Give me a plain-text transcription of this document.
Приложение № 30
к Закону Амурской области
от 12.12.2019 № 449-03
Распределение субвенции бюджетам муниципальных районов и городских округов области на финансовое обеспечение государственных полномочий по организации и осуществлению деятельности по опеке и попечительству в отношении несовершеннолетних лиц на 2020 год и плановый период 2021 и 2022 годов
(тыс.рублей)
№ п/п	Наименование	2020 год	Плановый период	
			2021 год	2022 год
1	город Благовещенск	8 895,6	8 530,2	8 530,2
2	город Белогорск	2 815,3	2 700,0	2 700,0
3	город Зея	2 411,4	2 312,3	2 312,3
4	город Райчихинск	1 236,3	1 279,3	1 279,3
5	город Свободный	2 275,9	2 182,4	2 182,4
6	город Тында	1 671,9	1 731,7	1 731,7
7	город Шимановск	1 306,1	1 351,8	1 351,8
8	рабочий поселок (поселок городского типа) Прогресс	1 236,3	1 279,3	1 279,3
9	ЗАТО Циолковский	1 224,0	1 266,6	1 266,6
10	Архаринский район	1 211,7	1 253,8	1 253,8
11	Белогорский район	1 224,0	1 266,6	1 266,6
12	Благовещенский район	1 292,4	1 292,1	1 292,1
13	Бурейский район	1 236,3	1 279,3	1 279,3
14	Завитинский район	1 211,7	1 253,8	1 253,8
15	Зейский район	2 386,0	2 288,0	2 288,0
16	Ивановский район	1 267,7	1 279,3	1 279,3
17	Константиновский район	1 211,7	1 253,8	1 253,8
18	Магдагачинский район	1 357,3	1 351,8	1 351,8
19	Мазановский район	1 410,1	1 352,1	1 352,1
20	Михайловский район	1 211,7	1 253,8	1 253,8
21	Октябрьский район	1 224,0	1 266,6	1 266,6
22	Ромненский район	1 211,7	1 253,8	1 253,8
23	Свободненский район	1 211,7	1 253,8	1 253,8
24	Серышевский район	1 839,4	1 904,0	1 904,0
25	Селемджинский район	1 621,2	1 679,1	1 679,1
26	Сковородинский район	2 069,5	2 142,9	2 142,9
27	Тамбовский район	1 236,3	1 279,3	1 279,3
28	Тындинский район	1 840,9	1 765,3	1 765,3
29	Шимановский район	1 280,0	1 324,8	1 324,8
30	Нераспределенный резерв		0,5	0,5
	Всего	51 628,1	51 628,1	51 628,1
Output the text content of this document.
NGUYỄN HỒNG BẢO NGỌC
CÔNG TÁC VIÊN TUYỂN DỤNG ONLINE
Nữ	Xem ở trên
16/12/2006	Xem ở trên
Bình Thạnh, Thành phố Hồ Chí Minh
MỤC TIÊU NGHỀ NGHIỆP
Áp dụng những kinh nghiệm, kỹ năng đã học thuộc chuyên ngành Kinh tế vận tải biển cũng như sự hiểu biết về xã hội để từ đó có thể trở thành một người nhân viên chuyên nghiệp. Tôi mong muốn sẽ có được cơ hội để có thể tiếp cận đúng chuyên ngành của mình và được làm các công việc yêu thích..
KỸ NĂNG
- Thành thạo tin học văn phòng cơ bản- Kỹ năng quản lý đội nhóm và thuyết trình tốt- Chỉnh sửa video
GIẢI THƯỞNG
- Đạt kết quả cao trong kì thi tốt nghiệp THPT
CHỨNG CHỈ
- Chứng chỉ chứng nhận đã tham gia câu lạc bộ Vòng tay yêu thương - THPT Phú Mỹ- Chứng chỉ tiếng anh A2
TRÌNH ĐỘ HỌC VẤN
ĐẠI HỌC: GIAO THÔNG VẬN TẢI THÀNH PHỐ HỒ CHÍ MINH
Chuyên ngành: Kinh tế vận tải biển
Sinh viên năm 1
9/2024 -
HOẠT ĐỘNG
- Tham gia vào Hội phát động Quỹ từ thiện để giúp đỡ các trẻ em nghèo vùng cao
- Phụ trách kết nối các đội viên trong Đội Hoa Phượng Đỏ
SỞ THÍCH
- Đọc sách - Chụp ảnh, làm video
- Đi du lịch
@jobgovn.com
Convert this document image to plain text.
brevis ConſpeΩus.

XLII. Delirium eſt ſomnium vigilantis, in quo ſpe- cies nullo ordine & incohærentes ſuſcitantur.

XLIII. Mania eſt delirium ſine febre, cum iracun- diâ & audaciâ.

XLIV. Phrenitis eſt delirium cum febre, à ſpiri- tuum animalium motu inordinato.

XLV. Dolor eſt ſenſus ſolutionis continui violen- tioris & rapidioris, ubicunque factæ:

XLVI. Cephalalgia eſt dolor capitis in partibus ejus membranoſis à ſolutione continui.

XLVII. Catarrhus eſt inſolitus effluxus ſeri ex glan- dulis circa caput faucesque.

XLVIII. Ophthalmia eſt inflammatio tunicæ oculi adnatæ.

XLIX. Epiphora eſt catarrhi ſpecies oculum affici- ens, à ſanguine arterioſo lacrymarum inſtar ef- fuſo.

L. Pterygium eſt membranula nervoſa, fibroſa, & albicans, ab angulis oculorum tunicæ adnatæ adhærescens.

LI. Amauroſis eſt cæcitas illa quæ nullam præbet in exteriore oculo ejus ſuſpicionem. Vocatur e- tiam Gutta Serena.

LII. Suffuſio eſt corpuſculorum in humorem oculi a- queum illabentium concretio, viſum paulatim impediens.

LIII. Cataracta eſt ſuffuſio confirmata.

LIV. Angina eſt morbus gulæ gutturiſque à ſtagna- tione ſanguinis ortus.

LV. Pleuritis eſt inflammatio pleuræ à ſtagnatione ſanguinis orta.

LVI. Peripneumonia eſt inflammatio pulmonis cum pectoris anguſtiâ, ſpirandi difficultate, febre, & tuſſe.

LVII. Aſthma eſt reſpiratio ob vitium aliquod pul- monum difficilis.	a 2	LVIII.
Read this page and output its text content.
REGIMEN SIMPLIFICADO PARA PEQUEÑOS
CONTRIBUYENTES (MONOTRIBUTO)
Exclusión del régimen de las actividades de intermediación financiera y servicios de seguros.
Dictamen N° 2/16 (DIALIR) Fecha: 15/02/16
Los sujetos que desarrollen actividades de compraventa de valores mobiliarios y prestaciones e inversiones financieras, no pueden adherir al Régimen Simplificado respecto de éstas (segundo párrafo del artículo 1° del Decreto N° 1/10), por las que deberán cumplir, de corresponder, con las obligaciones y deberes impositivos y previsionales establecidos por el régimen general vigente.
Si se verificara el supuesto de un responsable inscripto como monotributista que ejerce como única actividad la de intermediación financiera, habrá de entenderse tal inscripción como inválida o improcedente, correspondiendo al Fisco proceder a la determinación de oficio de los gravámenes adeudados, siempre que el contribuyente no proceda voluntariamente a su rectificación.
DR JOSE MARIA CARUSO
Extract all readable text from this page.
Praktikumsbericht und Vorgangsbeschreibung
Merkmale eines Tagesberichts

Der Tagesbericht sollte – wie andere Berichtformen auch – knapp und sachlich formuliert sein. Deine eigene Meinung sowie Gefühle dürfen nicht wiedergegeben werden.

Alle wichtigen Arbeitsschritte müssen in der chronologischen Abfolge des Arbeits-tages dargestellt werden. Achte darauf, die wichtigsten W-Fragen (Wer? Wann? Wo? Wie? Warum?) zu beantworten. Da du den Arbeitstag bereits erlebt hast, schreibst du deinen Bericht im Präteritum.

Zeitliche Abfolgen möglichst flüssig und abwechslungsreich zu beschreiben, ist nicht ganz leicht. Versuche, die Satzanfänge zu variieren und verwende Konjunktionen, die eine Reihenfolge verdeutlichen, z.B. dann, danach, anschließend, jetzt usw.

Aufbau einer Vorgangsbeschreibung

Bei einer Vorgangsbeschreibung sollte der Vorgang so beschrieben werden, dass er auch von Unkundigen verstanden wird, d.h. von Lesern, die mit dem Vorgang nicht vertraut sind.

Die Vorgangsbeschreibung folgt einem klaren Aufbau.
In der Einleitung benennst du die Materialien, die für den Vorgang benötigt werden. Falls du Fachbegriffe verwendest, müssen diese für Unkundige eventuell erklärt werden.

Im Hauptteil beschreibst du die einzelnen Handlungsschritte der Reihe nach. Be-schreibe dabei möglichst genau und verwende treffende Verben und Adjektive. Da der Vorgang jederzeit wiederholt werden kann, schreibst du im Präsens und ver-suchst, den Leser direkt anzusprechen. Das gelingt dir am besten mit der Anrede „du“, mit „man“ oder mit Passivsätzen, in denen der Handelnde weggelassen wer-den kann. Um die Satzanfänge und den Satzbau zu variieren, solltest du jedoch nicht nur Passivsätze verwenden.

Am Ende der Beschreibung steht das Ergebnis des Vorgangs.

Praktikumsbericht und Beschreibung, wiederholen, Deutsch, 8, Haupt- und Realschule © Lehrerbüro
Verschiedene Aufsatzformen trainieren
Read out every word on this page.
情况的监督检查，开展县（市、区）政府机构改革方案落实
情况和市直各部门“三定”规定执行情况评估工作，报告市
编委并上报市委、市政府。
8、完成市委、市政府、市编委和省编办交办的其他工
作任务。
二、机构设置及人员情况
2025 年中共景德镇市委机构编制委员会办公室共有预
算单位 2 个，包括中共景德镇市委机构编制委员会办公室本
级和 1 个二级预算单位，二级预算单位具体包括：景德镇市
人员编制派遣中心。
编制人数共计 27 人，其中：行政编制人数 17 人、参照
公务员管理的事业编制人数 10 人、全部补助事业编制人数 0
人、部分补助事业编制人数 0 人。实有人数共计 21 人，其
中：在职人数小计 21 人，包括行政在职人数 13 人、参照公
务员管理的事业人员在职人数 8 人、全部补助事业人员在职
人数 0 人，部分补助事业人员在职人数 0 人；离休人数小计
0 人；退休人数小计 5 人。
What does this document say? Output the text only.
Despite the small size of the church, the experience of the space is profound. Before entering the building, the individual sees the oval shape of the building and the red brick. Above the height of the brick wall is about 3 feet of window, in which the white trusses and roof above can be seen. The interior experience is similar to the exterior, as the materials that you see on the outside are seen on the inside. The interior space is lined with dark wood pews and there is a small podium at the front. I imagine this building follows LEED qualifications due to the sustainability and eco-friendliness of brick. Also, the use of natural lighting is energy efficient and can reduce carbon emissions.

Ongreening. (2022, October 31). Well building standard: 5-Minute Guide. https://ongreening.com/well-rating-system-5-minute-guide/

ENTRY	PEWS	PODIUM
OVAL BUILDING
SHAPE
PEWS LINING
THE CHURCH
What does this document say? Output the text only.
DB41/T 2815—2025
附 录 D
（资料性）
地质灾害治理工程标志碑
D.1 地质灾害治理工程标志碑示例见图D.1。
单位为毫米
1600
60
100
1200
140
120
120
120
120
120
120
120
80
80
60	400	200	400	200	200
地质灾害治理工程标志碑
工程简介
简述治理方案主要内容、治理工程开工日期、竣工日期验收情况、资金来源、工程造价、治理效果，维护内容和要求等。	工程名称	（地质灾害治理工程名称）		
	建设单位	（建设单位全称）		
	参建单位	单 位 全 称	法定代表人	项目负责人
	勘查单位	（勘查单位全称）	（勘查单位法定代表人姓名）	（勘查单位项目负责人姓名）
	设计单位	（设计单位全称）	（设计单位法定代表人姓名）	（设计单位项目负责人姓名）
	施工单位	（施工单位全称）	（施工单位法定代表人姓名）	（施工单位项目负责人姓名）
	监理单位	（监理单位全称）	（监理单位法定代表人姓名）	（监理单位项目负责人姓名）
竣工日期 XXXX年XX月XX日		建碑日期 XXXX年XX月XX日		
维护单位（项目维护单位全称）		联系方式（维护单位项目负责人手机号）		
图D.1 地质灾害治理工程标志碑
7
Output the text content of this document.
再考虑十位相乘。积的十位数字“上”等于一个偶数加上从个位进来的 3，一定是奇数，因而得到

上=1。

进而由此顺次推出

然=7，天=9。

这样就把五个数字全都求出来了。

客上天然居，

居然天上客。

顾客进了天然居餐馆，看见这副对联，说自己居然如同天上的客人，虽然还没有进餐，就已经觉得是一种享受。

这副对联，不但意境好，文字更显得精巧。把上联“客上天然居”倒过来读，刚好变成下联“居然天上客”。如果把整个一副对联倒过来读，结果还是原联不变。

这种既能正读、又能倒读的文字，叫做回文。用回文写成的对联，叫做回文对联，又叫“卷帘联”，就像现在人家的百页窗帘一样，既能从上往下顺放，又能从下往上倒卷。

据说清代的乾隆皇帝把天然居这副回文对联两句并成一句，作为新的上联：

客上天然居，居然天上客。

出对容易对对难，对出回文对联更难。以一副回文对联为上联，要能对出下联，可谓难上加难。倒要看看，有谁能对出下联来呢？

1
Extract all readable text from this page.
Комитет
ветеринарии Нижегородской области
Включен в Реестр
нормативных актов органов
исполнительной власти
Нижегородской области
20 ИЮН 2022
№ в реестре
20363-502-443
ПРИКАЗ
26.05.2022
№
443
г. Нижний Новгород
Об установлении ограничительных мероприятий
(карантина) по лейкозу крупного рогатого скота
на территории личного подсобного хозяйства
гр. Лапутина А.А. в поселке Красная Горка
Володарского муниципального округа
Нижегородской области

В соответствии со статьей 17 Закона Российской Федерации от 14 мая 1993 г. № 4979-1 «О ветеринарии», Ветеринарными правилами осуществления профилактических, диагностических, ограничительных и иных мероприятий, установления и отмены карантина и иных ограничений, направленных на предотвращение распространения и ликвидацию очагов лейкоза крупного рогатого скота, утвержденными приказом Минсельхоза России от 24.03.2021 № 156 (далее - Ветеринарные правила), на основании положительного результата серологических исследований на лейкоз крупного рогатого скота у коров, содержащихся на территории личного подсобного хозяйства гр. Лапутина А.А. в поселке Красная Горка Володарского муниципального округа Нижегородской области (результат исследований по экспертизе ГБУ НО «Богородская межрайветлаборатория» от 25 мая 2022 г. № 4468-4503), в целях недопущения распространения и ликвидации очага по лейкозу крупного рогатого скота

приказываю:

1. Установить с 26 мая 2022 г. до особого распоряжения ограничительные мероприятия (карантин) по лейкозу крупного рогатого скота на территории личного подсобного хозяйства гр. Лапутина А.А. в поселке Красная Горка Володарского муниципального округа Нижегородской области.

Task instructions —
Show every line of the listing in which the string "intermediación" can be found.

Task answer —
Exclusión del régimen de las actividades de intermediación financiera y servicios de seguros.
Si se verificara el supuesto de un responsable inscripto como monotributista que ejerce como única actividad la de intermediación financiera, habrá de entenderse tal inscripción como inválida o improcedente, correspondiendo al Fisco proceder a la determinación de oficio de los gravámenes adeudados, siempre que el contribuyente no proceda voluntariamente a su rectificación.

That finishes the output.